What you will do
In the data below, find every line with the string "calendars" and pull it out.

Records provided

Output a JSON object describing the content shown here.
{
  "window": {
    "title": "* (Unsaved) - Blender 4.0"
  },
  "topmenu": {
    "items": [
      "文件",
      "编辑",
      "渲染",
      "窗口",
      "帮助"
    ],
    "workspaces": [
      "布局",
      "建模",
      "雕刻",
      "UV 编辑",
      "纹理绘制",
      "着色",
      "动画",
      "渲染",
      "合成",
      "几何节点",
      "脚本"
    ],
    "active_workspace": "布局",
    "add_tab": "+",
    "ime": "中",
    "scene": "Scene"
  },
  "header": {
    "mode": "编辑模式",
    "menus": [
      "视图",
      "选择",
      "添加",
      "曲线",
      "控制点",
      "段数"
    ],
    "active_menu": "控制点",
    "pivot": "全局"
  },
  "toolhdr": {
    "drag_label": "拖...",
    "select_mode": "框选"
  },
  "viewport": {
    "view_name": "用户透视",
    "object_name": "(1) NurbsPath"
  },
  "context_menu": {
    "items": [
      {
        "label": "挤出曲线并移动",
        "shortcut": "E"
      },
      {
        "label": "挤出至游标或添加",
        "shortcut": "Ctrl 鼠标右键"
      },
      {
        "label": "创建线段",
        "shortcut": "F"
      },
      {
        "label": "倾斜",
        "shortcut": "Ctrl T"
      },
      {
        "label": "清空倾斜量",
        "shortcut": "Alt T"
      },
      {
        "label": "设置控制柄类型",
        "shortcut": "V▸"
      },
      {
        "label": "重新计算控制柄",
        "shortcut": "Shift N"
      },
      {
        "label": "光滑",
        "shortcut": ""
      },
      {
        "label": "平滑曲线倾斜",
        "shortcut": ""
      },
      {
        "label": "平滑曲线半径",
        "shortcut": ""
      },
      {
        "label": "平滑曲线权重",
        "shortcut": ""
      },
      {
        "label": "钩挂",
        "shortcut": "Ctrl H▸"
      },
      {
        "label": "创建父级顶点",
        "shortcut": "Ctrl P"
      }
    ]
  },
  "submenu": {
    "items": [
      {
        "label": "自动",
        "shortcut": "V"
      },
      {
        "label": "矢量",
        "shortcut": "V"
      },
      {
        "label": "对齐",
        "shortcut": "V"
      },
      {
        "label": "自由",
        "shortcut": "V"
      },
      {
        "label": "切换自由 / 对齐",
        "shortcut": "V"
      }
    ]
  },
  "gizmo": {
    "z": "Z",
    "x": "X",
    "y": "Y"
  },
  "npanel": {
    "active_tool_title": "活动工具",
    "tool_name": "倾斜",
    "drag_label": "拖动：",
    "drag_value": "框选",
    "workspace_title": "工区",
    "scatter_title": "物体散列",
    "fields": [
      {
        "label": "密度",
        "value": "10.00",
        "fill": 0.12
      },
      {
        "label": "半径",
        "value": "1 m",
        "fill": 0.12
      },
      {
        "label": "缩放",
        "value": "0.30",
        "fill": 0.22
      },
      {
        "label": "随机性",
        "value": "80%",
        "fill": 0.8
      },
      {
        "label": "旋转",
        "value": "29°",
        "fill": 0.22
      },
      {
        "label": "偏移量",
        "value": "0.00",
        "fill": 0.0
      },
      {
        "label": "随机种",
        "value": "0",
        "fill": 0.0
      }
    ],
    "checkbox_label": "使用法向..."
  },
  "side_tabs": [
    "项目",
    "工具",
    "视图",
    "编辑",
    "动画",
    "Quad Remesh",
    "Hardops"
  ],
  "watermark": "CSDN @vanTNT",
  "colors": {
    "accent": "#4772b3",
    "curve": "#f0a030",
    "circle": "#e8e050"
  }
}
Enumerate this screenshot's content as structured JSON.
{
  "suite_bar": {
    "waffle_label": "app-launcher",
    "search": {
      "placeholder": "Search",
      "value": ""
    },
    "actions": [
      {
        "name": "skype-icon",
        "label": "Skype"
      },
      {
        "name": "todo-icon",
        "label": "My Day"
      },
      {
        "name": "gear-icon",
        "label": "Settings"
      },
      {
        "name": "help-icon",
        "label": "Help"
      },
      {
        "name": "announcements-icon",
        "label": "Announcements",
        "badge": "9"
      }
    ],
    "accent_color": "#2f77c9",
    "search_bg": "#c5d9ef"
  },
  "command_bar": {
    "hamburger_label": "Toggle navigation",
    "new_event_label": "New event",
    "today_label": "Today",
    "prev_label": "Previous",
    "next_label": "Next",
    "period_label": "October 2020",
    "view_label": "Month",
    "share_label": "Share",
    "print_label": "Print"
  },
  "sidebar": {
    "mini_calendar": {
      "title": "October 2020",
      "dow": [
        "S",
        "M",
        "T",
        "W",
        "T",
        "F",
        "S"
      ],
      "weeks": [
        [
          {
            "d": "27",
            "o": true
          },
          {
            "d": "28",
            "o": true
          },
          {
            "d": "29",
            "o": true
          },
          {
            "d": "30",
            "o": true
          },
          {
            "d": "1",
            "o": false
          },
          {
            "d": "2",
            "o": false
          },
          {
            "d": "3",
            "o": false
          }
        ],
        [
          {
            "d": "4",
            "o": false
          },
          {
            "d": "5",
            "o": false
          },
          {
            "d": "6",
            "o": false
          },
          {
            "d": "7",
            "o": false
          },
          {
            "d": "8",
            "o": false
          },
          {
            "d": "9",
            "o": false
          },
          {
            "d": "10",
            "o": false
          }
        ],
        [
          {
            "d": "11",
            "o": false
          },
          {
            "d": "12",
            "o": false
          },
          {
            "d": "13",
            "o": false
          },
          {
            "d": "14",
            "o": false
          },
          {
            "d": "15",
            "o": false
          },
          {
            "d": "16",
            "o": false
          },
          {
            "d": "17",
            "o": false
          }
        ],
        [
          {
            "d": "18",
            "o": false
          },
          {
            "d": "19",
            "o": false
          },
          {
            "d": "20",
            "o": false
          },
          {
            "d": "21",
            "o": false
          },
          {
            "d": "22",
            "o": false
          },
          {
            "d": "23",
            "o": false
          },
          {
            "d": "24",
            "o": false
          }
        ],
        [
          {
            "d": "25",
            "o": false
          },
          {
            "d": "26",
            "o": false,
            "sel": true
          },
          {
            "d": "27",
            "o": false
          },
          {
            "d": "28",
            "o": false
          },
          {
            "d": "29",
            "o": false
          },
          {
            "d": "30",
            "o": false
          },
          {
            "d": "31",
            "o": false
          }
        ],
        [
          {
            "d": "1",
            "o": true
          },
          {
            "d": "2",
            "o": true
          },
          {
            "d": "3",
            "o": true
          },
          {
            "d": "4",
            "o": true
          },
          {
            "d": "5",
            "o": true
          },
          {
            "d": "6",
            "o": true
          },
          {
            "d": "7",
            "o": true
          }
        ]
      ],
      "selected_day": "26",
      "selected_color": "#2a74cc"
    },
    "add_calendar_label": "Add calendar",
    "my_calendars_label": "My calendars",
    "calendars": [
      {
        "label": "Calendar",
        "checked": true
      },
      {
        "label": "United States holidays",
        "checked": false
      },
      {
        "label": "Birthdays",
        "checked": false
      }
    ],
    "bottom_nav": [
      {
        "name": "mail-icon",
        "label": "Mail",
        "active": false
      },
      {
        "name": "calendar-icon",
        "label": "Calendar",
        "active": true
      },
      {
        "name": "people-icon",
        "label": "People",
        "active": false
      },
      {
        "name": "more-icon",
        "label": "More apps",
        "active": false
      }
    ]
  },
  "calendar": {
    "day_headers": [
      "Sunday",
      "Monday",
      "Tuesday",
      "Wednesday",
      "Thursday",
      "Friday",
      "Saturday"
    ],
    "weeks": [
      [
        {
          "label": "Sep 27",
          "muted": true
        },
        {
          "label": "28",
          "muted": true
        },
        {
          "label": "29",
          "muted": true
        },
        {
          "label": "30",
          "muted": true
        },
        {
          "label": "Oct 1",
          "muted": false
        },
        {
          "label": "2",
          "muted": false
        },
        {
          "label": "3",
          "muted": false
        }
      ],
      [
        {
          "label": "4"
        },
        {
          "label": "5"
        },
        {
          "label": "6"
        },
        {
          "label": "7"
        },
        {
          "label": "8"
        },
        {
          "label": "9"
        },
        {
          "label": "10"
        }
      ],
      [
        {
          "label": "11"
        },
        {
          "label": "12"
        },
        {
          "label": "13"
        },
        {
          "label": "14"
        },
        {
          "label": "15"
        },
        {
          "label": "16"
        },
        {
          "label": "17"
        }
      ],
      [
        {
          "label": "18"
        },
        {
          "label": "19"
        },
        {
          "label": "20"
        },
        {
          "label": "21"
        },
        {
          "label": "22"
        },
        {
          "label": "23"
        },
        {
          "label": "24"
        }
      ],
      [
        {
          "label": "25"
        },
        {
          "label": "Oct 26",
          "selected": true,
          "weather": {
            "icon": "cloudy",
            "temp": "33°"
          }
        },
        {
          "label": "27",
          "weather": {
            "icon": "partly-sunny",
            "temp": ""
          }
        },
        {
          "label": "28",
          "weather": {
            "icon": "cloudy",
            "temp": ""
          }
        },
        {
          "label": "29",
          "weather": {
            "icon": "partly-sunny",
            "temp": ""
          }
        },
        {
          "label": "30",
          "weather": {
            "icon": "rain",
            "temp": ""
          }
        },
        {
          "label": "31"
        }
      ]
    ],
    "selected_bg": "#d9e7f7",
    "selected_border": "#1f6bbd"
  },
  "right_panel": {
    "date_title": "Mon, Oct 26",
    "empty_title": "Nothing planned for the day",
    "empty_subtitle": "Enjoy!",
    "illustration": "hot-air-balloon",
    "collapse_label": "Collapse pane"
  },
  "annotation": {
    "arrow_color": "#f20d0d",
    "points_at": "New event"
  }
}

Result for this task
    "my_calendars_label": "My calendars",
    "calendars": [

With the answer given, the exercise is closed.